▸ **Esplora il materiale**:
(1) Trascrivi la parte dell'articolo su Gosens che inizia con le parole "L’avventura di Robin" e si chiude dopo le parole "in questa stagione.".
(2) Riscrivi in forma più breve il paragrafo dell'articolo su Gosens che comincia con "Nonostante l'affetto reciproco", conservandone i fatti principali.
(3) Scrivi il seguito dell'articolo su Gosens, riprendendo subito dopo la sua ultima frase.

▸ **Testo in esame**:
Futuro Gosens: “Amo Firenze, il riscatto è a un passo. Continuerò a sperare nella Nazionale”

L’avventura di Robin Gosens con la maglia della Fiorentina si sta rivelando un connubio felice, un legame che partita dopo partita si fa sempre più solido. Arrivato in riva all’Arno nell’estate del 2024, il terzino tedesco ha rapidamente conquistato il cuore dei tifosi viola con le sue prestazioni grintose, la sua abnegazione in campo e un feeling palpabile con la città di Firenze. La sua duttilità tattica, capace di ricoprire sia il ruolo di terzino che di esterno a tutta fascia, si è rivelata una risorsa preziosa per il tecnico Italiano, che ha trovato in Gosens un elemento affidabile e di spinta sulla corsia mancina. Le sue incursioni offensive, unite a una solida fase difensiva, hanno contribuito in maniera significativa al rendimento della Fiorentina in questa stagione.

Nonostante l’affetto reciproco e le prestazioni positive sul terreno di gioco, il futuro di Gosens in viola non è ancora scritto nero su bianco. Il suo arrivo a Firenze si è concretizzato con la formula del prestito con diritto (o obbligo al verificarsi di determinate condizioni) di riscatto dall’Union Berlino. Proprio in merito alla sua permanenza definitiva, il terzino tedesco ha rilasciato alcune dichiarazioni alla rivista sportiva Kicher, facendo chiarezza sulla situazione contrattuale che lo lega al club gigliato.

▸ **Dati da esaminare**:
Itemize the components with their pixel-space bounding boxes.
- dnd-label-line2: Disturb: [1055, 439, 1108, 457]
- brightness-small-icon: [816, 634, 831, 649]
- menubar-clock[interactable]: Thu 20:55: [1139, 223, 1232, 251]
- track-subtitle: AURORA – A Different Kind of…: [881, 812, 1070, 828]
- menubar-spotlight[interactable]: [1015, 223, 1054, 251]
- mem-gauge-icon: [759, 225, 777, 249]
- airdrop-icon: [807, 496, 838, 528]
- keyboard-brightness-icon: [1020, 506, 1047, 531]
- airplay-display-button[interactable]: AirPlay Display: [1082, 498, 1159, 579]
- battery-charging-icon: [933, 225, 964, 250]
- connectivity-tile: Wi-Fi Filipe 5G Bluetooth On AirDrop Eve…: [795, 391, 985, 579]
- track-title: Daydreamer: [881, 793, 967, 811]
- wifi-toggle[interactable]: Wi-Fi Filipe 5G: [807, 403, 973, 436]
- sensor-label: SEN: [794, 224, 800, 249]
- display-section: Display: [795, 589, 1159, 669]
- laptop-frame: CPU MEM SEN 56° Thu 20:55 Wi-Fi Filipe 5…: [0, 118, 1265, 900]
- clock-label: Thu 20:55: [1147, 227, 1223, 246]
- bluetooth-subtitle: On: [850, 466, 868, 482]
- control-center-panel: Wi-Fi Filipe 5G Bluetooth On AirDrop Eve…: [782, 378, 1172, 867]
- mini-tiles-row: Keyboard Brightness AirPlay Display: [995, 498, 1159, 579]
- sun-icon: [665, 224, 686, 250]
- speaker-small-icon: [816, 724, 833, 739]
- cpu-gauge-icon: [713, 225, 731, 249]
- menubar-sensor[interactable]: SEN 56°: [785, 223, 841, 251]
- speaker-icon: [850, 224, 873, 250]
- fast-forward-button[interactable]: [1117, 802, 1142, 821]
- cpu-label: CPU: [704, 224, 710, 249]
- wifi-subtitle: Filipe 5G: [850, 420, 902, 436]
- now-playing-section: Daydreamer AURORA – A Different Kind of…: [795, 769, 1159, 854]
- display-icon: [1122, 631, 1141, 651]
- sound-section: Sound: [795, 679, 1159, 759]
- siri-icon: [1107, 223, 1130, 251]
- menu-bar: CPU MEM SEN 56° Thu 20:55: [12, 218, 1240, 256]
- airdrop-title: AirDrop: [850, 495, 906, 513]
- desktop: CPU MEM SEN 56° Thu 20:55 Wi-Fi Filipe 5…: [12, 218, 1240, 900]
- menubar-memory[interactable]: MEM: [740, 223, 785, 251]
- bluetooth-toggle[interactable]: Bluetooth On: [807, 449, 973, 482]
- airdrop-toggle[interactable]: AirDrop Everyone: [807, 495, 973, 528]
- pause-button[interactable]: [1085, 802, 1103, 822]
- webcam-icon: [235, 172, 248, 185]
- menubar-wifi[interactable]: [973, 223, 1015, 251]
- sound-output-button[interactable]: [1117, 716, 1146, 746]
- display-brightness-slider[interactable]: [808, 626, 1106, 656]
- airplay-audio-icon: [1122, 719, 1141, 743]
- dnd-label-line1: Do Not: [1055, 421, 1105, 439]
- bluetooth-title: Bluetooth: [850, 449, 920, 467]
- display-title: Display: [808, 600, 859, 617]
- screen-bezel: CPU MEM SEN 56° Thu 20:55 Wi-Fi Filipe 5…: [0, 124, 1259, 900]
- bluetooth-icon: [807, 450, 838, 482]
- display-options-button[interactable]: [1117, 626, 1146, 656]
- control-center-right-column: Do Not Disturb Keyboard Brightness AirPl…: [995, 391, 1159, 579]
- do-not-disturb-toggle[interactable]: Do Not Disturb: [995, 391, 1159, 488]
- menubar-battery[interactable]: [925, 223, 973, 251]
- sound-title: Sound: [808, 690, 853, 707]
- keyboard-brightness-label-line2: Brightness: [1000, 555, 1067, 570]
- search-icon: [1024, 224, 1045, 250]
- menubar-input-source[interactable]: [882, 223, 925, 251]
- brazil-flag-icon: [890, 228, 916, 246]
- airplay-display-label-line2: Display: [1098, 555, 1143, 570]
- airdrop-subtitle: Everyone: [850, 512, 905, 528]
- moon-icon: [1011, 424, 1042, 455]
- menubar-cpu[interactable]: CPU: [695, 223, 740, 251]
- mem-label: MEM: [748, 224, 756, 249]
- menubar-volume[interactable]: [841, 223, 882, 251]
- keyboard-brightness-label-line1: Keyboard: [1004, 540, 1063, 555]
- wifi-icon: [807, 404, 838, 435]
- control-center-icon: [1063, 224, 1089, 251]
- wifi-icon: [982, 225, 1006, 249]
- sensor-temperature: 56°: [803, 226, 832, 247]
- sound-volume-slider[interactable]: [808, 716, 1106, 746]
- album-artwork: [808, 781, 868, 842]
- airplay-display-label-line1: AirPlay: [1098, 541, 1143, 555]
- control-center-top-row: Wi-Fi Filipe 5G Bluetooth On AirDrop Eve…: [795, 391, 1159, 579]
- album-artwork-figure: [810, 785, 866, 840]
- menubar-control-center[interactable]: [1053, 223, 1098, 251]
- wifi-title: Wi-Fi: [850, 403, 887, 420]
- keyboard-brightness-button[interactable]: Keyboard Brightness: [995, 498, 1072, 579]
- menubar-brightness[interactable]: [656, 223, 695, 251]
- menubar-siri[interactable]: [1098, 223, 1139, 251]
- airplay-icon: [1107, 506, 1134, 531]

▸ **Risposte ai compiti**:
(1)
L’avventura di Robin Gosens con la maglia della Fiorentina si sta rivelando un connubio felice, un legame che partita dopo partita si fa sempre più solido. Arrivato in riva all’Arno nell’estate del 2024, il terzino tedesco ha rapidamente conquistato il cuore dei tifosi viola con le sue prestazioni grintose, la sua abnegazione in campo e un feeling palpabile con la città di Firenze. La sua duttilità tattica, capace di ricoprire sia il ruolo di terzino che di esterno a tutta fascia, si è rivelata una risorsa preziosa per il tecnico Italiano, che ha trovato in Gosens un elemento affidabile e di spinta sulla corsia mancina. Le sue incursioni offensive, unite a una solida fase difensiva, hanno contribuito in maniera significativa al rendimento della Fiorentina in questa stagione.

(2) Malgrado l'affetto reciproco e le buone prestazioni, la permanenza definitiva di Gosens alla Fiorentina non è ancora certa. Il giocatore è arrivato in prestito dall'Union Berlino con diritto di riscatto, che diventa obbligo al verificarsi di determinate condizioni. Il terzino tedesco ha parlato della sua situazione contrattuale in alcune dichiarazioni a una rivista sportiva.

(3)
Permanenza alla Fiorentina: “Il mio passaggio definitivo alla Fiorentina è condizionato al raggiungimento di una determinata percentuale di presenze, fissata al 60% delle partite. Fortunatamente, da quello che so, non sono distante dal raggiungere questa soglia, il che renderebbe il mio acquisto da parte della Fiorentina automatico”.

La città di Firenze: “L’atmosfera che ho trovato a Firenze mi fa sentire pienamente a mio agio, come se fossi a casa. Questo ambiente positivo ha un impatto significativo sul mio rendimento in campo, perché mi sento valorizzato e questo mi spinge a dare il meglio”.

Mancata convocazione in nazionale: “Ammetto che la mancata convocazione mi ha un po’ amareggiato, ma cerco di non farmi abbattere e di trasformare questa delusione in una spinta in più. Le decisioni dell’allenatore sono insindacabili, e visto che sento di essere in un buon periodo di forma, continuerò a dare il massimo e a sperare di avere un’altra occasione in nazionale”.